WHAT IS ASKED
Extract the complete listing and output it unchanged.

Stored records:
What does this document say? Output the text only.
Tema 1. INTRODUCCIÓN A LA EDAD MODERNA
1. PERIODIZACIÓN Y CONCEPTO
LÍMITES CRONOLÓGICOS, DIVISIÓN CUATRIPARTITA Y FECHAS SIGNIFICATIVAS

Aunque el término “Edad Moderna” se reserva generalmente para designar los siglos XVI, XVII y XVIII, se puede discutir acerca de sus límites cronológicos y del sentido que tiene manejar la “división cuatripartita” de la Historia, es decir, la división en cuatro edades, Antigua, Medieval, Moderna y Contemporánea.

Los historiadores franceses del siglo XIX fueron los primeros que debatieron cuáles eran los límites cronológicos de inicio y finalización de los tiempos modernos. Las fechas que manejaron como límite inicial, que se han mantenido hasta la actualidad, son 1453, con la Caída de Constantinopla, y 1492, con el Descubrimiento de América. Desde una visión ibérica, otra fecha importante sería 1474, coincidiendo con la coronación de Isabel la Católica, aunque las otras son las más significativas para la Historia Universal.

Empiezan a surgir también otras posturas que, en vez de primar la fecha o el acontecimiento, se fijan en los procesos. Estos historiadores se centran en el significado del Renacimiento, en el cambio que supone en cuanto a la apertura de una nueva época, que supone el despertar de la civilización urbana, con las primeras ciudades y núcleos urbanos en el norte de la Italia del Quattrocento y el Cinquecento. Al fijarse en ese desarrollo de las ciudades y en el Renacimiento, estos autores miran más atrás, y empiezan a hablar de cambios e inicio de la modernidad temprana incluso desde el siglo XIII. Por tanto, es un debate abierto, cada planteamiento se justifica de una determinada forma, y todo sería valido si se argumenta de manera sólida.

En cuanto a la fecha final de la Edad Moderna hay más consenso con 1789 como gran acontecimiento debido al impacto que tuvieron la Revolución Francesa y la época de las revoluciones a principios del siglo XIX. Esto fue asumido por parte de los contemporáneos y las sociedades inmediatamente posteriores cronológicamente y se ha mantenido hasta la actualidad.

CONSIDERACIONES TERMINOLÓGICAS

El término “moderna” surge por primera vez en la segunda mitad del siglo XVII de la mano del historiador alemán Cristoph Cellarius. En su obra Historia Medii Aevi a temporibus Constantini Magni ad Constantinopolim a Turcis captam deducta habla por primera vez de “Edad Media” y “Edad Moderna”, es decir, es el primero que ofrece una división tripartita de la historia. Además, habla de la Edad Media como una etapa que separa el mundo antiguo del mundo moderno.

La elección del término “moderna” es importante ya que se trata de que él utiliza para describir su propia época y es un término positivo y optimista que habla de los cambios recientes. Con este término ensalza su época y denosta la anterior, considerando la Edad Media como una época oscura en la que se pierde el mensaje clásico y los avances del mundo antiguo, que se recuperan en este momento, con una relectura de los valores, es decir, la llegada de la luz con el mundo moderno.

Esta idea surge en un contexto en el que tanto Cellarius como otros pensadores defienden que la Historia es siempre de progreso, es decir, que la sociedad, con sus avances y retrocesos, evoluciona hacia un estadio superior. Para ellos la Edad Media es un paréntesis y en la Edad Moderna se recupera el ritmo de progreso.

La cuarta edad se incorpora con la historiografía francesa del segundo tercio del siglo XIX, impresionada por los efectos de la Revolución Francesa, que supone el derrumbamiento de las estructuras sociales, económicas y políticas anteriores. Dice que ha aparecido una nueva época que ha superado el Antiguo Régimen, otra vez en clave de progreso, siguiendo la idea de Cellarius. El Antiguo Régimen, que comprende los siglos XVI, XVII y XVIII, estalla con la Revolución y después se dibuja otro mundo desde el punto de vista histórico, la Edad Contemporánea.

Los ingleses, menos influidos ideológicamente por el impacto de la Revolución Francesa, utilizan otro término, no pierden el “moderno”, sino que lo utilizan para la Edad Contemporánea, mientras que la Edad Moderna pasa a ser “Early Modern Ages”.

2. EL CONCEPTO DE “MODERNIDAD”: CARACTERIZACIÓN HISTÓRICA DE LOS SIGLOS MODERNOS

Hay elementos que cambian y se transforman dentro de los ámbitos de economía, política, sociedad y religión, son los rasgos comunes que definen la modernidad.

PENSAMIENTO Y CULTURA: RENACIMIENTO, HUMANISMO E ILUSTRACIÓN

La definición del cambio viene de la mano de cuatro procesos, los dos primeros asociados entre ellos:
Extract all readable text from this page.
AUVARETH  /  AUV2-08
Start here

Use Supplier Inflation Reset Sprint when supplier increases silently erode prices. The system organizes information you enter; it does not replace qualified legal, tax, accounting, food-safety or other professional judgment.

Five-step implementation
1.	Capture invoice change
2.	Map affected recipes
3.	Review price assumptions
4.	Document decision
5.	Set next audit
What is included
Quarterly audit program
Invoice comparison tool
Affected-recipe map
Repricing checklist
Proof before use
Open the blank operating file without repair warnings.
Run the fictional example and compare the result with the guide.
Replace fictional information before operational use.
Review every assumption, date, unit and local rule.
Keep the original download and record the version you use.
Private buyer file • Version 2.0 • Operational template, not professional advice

WORKED ANSWER
What does this document say? Output the text only.
Tema 1. INTRODUCCIÓN A LA EDAD MODERNA
1. PERIODIZACIÓN Y CONCEPTO
LÍMITES CRONOLÓGICOS, DIVISIÓN CUATRIPARTITA Y FECHAS SIGNIFICATIVAS

Aunque el término “Edad Moderna” se reserva generalmente para designar los siglos XVI, XVII y XVIII, se puede discutir acerca de sus límites cronológicos y del sentido que tiene manejar la “división cuatripartita” de la Historia, es decir, la división en cuatro edades, Antigua, Medieval, Moderna y Contemporánea.

Los historiadores franceses del siglo XIX fueron los primeros que debatieron cuáles eran los límites cronológicos de inicio y finalización de los tiempos modernos. Las fechas que manejaron como límite inicial, que se han mantenido hasta la actualidad, son 1453, con la Caída de Constantinopla, y 1492, con el Descubrimiento de América. Desde una visión ibérica, otra fecha importante sería 1474, coincidiendo con la coronación de Isabel la Católica, aunque las otras son las más significativas para la Historia Universal.

Empiezan a surgir también otras posturas que, en vez de primar la fecha o el acontecimiento, se fijan en los procesos. Estos historiadores se centran en el significado del Renacimiento, en el cambio que supone en cuanto a la apertura de una nueva época, que supone el despertar de la civilización urbana, con las primeras ciudades y núcleos urbanos en el norte de la Italia del Quattrocento y el Cinquecento. Al fijarse en ese desarrollo de las ciudades y en el Renacimiento, estos autores miran más atrás, y empiezan a hablar de cambios e inicio de la modernidad temprana incluso desde el siglo XIII. Por tanto, es un debate abierto, cada planteamiento se justifica de una determinada forma, y todo sería valido si se argumenta de manera sólida.

En cuanto a la fecha final de la Edad Moderna hay más consenso con 1789 como gran acontecimiento debido al impacto que tuvieron la Revolución Francesa y la época de las revoluciones a principios del siglo XIX. Esto fue asumido por parte de los contemporáneos y las sociedades inmediatamente posteriores cronológicamente y se ha mantenido hasta la actualidad.

CONSIDERACIONES TERMINOLÓGICAS

El término “moderna” surge por primera vez en la segunda mitad del siglo XVII de la mano del historiador alemán Cristoph Cellarius. En su obra Historia Medii Aevi a temporibus Constantini Magni ad Constantinopolim a Turcis captam deducta habla por primera vez de “Edad Media” y “Edad Moderna”, es decir, es el primero que ofrece una división tripartita de la historia. Además, habla de la Edad Media como una etapa que separa el mundo antiguo del mundo moderno.

La elección del término “moderna” es importante ya que se trata de que él utiliza para describir su propia época y es un término positivo y optimista que habla de los cambios recientes. Con este término ensalza su época y denosta la anterior, considerando la Edad Media como una época oscura en la que se pierde el mensaje clásico y los avances del mundo antiguo, que se recuperan en este momento, con una relectura de los valores, es decir, la llegada de la luz con el mundo moderno.

Esta idea surge en un contexto en el que tanto Cellarius como otros pensadores defienden que la Historia es siempre de progreso, es decir, que la sociedad, con sus avances y retrocesos, evoluciona hacia un estadio superior. Para ellos la Edad Media es un paréntesis y en la Edad Moderna se recupera el ritmo de progreso.

La cuarta edad se incorpora con la historiografía francesa del segundo tercio del siglo XIX, impresionada por los efectos de la Revolución Francesa, que supone el derrumbamiento de las estructuras sociales, económicas y políticas anteriores. Dice que ha aparecido una nueva época que ha superado el Antiguo Régimen, otra vez en clave de progreso, siguiendo la idea de Cellarius. El Antiguo Régimen, que comprende los siglos XVI, XVII y XVIII, estalla con la Revolución y después se dibuja otro mundo desde el punto de vista histórico, la Edad Contemporánea.

Los ingleses, menos influidos ideológicamente por el impacto de la Revolución Francesa, utilizan otro término, no pierden el “moderno”, sino que lo utilizan para la Edad Contemporánea, mientras que la Edad Moderna pasa a ser “Early Modern Ages”.

2. EL CONCEPTO DE “MODERNIDAD”: CARACTERIZACIÓN HISTÓRICA DE LOS SIGLOS MODERNOS

Hay elementos que cambian y se transforman dentro de los ámbitos de economía, política, sociedad y religión, son los rasgos comunes que definen la modernidad.

PENSAMIENTO Y CULTURA: RENACIMIENTO, HUMANISMO E ILUSTRACIÓN

La definición del cambio viene de la mano de cuatro procesos, los dos primeros asociados entre ellos:
Extract all readable text from this page.
AUVARETH  /  AUV2-08
Start here

Use Supplier Inflation Reset Sprint when supplier increases silently erode prices. The system organizes information you enter; it does not replace qualified legal, tax, accounting, food-safety or other professional judgment.

Five-step implementation
1.	Capture invoice change
2.	Map affected recipes
3.	Review price assumptions
4.	Document decision
5.	Set next audit
What is included
Quarterly audit program
Invoice comparison tool
Affected-recipe map
Repricing checklist
Proof before use
Open the blank operating file without repair warnings.
Run the fictional example and compare the result with the guide.
Replace fictional information before operational use.
Review every assumption, date, unit and local rule.
Keep the original download and record the version you use.
Private buyer file • Version 2.0 • Operational template, not professional advice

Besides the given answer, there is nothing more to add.